• _Stated task_: Repeat the material verbatim and drop the pictures.

• _Extracted records_:

- - -

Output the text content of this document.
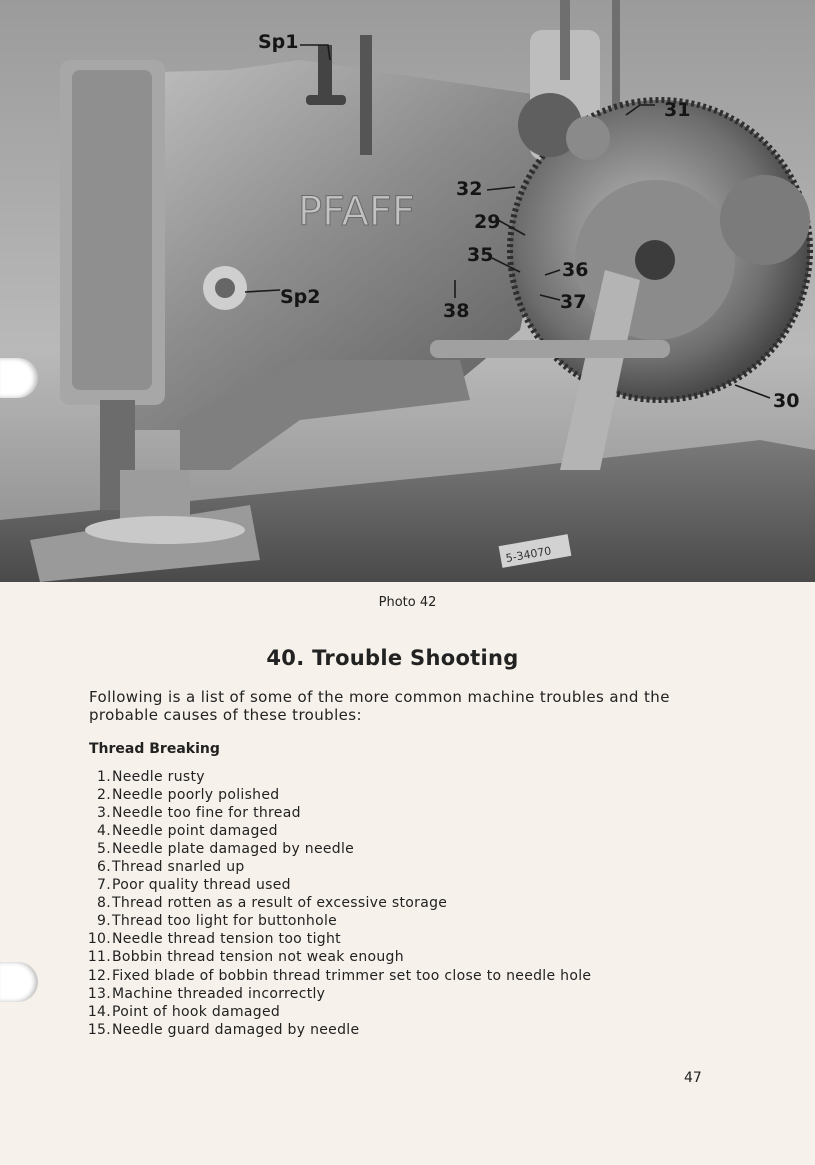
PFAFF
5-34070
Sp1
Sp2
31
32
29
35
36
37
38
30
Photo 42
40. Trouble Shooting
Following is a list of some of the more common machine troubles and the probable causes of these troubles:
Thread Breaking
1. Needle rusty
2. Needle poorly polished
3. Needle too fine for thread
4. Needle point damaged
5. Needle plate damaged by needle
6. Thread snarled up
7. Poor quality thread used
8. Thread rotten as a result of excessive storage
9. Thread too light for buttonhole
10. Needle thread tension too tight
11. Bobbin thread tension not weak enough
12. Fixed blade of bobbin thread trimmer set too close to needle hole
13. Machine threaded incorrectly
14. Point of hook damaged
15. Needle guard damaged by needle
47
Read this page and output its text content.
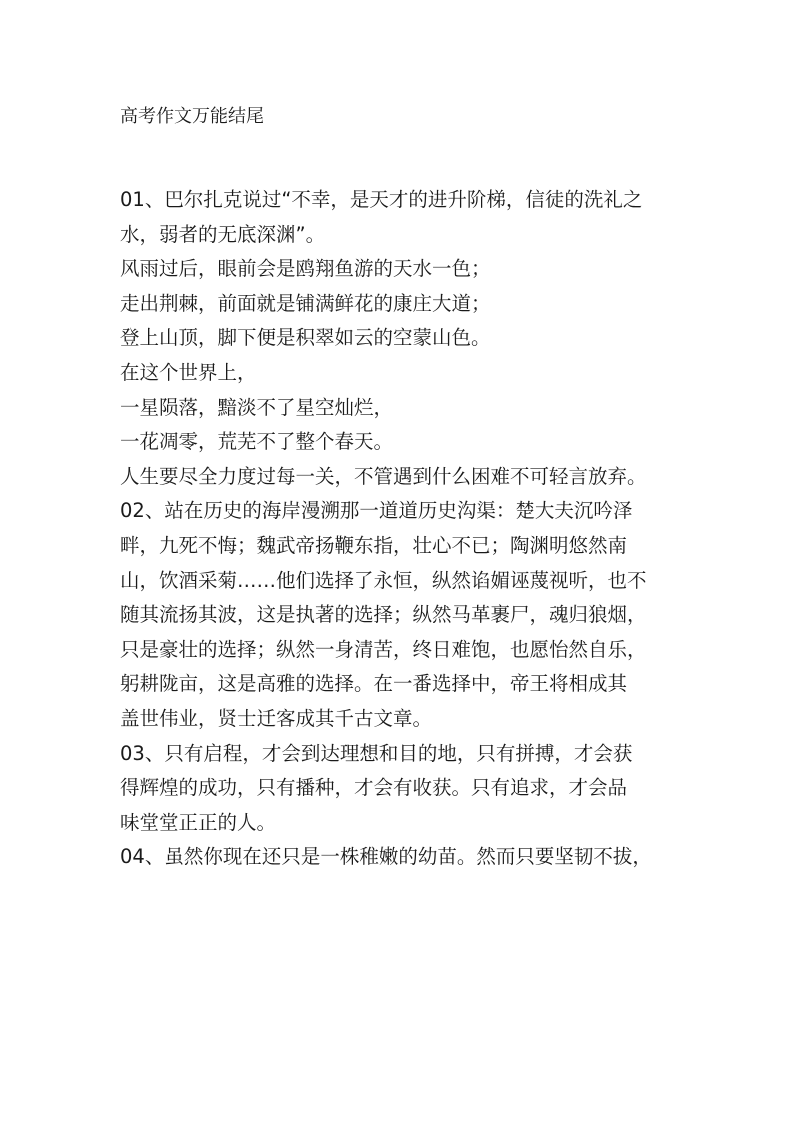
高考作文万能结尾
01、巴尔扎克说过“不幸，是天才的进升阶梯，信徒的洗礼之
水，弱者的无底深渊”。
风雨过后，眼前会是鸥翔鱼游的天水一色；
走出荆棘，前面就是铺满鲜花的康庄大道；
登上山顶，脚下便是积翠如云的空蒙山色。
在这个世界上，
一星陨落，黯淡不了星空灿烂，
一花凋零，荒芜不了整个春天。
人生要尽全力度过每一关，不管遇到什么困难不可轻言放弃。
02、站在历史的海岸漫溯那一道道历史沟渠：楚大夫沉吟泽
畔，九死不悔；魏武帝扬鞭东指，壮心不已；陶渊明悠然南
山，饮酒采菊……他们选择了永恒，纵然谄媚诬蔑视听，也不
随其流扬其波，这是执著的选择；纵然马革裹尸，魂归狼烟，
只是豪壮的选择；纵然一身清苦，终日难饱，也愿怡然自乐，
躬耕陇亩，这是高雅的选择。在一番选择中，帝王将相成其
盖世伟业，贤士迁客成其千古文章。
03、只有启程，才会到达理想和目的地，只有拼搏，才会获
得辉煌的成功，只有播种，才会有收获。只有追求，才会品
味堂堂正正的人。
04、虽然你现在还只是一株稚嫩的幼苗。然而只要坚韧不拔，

- - -

• _The reply_:
Output the text content of this document.
PFAFF
5-34070
Sp1
Sp2
31
32
29
35
36
37
38
30
Photo 42
40. Trouble Shooting
Following is a list of some of the more common machine troubles and the probable causes of these troubles:
Thread Breaking
1. Needle rusty
2. Needle poorly polished
3. Needle too fine for thread
4. Needle point damaged
5. Needle plate damaged by needle
6. Thread snarled up
7. Poor quality thread used
8. Thread rotten as a result of excessive storage
9. Thread too light for buttonhole
10. Needle thread tension too tight
11. Bobbin thread tension not weak enough
12. Fixed blade of bobbin thread trimmer set too close to needle hole
13. Machine threaded incorrectly
14. Point of hook damaged
15. Needle guard damaged by needle
47
Read this page and output its text content.
高考作文万能结尾
01、巴尔扎克说过“不幸，是天才的进升阶梯，信徒的洗礼之
水，弱者的无底深渊”。
风雨过后，眼前会是鸥翔鱼游的天水一色；
走出荆棘，前面就是铺满鲜花的康庄大道；
登上山顶，脚下便是积翠如云的空蒙山色。
在这个世界上，
一星陨落，黯淡不了星空灿烂，
一花凋零，荒芜不了整个春天。
人生要尽全力度过每一关，不管遇到什么困难不可轻言放弃。
02、站在历史的海岸漫溯那一道道历史沟渠：楚大夫沉吟泽
畔，九死不悔；魏武帝扬鞭东指，壮心不已；陶渊明悠然南
山，饮酒采菊……他们选择了永恒，纵然谄媚诬蔑视听，也不
随其流扬其波，这是执著的选择；纵然马革裹尸，魂归狼烟，
只是豪壮的选择；纵然一身清苦，终日难饱，也愿怡然自乐，
躬耕陇亩，这是高雅的选择。在一番选择中，帝王将相成其
盖世伟业，贤士迁客成其千古文章。
03、只有启程，才会到达理想和目的地，只有拼搏，才会获
得辉煌的成功，只有播种，才会有收获。只有追求，才会品
味堂堂正正的人。
04、虽然你现在还只是一株稚嫩的幼苗。然而只要坚韧不拔，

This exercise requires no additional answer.